ROWS:
>> begin
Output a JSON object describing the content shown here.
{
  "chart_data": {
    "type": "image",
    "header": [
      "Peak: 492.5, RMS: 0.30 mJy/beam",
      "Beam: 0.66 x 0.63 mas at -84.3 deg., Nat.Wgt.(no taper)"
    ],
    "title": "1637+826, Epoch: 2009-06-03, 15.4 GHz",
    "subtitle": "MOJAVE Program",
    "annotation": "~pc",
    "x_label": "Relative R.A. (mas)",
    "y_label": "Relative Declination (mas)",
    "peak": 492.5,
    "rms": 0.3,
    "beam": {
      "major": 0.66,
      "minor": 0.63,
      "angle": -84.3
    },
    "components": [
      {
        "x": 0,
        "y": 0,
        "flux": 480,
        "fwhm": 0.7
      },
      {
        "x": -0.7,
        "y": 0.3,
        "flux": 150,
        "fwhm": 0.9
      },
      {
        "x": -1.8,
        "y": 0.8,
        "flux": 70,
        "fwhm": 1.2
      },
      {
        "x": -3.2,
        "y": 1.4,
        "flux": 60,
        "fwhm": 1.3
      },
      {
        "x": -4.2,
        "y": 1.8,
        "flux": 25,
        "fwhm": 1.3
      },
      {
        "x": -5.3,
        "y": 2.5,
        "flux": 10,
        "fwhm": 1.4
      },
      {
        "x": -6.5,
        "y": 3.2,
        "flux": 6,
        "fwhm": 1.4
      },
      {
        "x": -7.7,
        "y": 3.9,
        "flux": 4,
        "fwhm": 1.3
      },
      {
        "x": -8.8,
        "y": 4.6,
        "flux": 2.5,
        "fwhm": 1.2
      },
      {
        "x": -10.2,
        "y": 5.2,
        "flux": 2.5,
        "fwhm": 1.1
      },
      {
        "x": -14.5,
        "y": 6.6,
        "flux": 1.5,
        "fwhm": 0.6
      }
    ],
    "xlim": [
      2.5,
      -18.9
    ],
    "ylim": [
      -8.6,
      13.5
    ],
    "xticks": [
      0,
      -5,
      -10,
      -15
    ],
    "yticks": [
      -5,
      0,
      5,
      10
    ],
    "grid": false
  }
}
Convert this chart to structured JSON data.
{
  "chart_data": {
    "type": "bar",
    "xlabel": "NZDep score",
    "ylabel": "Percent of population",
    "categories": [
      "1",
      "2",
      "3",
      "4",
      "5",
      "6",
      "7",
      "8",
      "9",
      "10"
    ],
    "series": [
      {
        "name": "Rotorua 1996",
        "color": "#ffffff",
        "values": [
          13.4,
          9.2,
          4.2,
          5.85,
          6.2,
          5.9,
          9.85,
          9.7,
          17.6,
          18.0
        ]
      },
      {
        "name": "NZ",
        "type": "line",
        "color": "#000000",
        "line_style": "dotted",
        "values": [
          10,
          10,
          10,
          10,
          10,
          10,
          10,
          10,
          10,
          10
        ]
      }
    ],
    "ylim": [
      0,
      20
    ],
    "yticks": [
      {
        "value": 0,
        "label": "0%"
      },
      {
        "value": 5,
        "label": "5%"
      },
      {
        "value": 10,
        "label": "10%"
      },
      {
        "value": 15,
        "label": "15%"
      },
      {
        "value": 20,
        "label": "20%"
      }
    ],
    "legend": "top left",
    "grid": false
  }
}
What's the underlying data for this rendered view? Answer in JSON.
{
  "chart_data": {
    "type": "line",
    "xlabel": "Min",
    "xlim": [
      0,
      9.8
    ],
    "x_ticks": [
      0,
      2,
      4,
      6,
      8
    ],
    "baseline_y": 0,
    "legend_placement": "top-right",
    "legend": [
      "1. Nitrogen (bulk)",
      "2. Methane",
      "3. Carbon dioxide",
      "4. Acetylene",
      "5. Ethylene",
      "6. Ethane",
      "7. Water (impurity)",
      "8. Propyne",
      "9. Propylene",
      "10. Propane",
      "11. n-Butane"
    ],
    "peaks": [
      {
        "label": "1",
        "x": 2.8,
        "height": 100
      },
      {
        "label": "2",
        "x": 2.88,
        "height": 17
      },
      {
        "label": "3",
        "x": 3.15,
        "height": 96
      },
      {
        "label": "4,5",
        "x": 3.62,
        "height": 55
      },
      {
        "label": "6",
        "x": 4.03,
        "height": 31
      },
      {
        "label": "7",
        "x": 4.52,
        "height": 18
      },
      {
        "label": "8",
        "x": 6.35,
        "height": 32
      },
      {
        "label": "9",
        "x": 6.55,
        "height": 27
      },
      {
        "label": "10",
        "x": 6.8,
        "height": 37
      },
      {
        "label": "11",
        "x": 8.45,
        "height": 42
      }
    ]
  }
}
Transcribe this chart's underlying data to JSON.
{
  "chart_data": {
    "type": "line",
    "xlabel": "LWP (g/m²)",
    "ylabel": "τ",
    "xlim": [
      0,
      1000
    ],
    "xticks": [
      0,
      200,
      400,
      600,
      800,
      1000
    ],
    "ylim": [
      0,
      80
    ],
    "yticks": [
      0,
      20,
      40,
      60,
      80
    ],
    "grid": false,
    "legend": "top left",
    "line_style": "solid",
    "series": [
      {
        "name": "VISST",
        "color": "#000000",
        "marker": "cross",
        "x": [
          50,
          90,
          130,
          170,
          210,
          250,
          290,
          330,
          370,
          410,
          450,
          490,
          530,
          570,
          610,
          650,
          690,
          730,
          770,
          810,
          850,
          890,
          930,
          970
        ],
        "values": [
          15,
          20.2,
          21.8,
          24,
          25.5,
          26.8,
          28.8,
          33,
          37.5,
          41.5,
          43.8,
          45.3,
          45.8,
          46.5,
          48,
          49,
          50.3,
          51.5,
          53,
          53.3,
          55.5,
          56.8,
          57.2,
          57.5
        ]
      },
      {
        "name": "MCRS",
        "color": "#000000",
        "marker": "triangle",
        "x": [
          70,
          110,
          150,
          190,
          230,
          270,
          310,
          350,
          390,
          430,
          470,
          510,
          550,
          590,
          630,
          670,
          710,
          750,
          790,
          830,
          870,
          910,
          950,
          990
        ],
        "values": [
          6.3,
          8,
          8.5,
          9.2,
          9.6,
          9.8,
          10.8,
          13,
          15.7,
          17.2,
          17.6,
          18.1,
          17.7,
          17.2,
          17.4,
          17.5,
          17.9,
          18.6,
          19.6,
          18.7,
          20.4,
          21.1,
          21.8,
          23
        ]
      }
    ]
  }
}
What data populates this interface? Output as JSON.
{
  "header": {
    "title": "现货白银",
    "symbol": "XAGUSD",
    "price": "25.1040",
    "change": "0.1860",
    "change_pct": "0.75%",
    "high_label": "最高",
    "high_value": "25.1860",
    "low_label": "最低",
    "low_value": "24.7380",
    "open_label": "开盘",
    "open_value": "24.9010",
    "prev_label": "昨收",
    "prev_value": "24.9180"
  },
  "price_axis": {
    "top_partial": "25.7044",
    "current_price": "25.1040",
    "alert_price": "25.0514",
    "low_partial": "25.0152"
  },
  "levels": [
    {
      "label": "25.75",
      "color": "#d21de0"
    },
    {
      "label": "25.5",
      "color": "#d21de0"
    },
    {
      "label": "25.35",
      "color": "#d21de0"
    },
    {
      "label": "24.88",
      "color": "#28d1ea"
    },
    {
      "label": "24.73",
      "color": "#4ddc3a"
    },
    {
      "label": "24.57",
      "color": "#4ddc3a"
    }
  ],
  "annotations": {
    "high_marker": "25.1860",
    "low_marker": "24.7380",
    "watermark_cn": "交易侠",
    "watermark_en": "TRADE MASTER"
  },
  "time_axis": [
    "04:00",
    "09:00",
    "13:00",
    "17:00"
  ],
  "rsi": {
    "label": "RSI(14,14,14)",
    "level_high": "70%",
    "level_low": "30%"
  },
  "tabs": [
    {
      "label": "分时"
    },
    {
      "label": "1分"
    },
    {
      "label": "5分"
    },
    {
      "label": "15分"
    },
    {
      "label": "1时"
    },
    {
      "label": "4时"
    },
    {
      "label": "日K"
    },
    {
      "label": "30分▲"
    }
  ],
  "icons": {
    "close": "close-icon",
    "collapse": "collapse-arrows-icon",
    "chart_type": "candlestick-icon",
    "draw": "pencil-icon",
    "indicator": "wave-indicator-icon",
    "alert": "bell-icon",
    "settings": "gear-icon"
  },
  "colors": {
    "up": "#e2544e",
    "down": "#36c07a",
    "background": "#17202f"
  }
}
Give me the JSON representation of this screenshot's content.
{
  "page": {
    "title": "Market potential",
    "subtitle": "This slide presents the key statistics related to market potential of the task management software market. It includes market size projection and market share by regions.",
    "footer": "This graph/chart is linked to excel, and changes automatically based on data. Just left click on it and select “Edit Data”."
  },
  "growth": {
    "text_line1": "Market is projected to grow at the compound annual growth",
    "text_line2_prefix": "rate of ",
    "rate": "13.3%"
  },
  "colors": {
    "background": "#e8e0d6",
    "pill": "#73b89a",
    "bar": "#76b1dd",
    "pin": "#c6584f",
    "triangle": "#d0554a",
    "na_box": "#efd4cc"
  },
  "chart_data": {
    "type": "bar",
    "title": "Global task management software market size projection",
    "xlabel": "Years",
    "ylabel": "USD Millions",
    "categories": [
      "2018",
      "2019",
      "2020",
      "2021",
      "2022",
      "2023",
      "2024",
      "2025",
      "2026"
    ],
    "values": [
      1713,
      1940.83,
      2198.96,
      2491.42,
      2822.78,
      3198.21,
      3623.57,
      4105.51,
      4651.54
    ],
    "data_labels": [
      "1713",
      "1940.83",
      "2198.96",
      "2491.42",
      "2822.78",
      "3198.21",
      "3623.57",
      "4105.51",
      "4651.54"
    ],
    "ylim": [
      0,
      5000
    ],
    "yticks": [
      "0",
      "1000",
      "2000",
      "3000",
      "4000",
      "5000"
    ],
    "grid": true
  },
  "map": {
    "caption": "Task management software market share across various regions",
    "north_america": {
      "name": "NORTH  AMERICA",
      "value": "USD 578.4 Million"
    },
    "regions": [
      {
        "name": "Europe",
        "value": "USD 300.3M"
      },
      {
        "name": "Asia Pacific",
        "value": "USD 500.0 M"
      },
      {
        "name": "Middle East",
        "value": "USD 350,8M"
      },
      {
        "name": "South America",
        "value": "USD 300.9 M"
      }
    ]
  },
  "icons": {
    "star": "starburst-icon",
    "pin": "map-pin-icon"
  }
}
>> end
INSTRUCTION: Collect the lines of the records that include the string "grid".

SOLUTION FOR THIS PROBLEM:
    "grid": false
    "grid": false
    "grid": false,
    "grid": true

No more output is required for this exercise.